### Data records
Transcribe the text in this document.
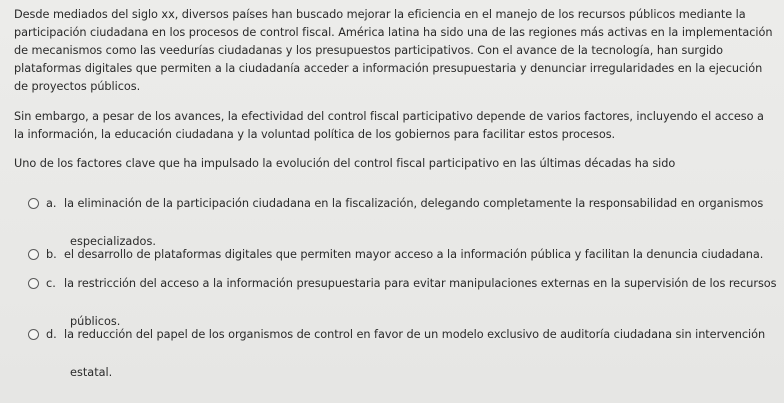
Desde mediados del siglo xx, diversos países han buscado mejorar la eficiencia en el manejo de los recursos públicos mediante la participación ciudadana en los procesos de control fiscal. América latina ha sido una de las regiones más activas en la implementación de mecanismos como las veedurías ciudadanas y los presupuestos participativos. Con el avance de la tecnología, han surgido plataformas digitales que permiten a la ciudadanía acceder a información presupuestaria y denunciar irregularidades en la ejecución de proyectos públicos.

Sin embargo, a pesar de los avances, la efectividad del control fiscal participativo depende de varios factores, incluyendo el acceso a la información, la educación ciudadana y la voluntad política de los gobiernos para facilitar estos procesos.

Uno de los factores clave que ha impulsado la evolución del control fiscal participativo en las últimas décadas ha sido

a. la eliminación de la participación ciudadana en la fiscalización, delegando completamente la responsabilidad en organismos
especializados.
b. el desarrollo de plataformas digitales que permiten mayor acceso a la información pública y facilitan la denuncia ciudadana.
c. la restricción del acceso a la información presupuestaria para evitar manipulaciones externas en la supervisión de los recursos
públicos.
d. la reducción del papel de los organismos de control en favor de un modelo exclusivo de auditoría ciudadana sin intervención
estatal.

### DIRECTION
Every line of the material is to be quoted exactly, with no pictures carried over.

### FULL ANSWER
Transcribe the text in this document.
Desde mediados del siglo xx, diversos países han buscado mejorar la eficiencia en el manejo de los recursos públicos mediante la participación ciudadana en los procesos de control fiscal. América latina ha sido una de las regiones más activas en la implementación de mecanismos como las veedurías ciudadanas y los presupuestos participativos. Con el avance de la tecnología, han surgido plataformas digitales que permiten a la ciudadanía acceder a información presupuestaria y denunciar irregularidades en la ejecución de proyectos públicos.

Sin embargo, a pesar de los avances, la efectividad del control fiscal participativo depende de varios factores, incluyendo el acceso a la información, la educación ciudadana y la voluntad política de los gobiernos para facilitar estos procesos.

Uno de los factores clave que ha impulsado la evolución del control fiscal participativo en las últimas décadas ha sido

a. la eliminación de la participación ciudadana en la fiscalización, delegando completamente la responsabilidad en organismos
especializados.
b. el desarrollo de plataformas digitales que permiten mayor acceso a la información pública y facilitan la denuncia ciudadana.
c. la restricción del acceso a la información presupuestaria para evitar manipulaciones externas en la supervisión de los recursos
públicos.
d. la reducción del papel de los organismos de control en favor de un modelo exclusivo de auditoría ciudadana sin intervención
estatal.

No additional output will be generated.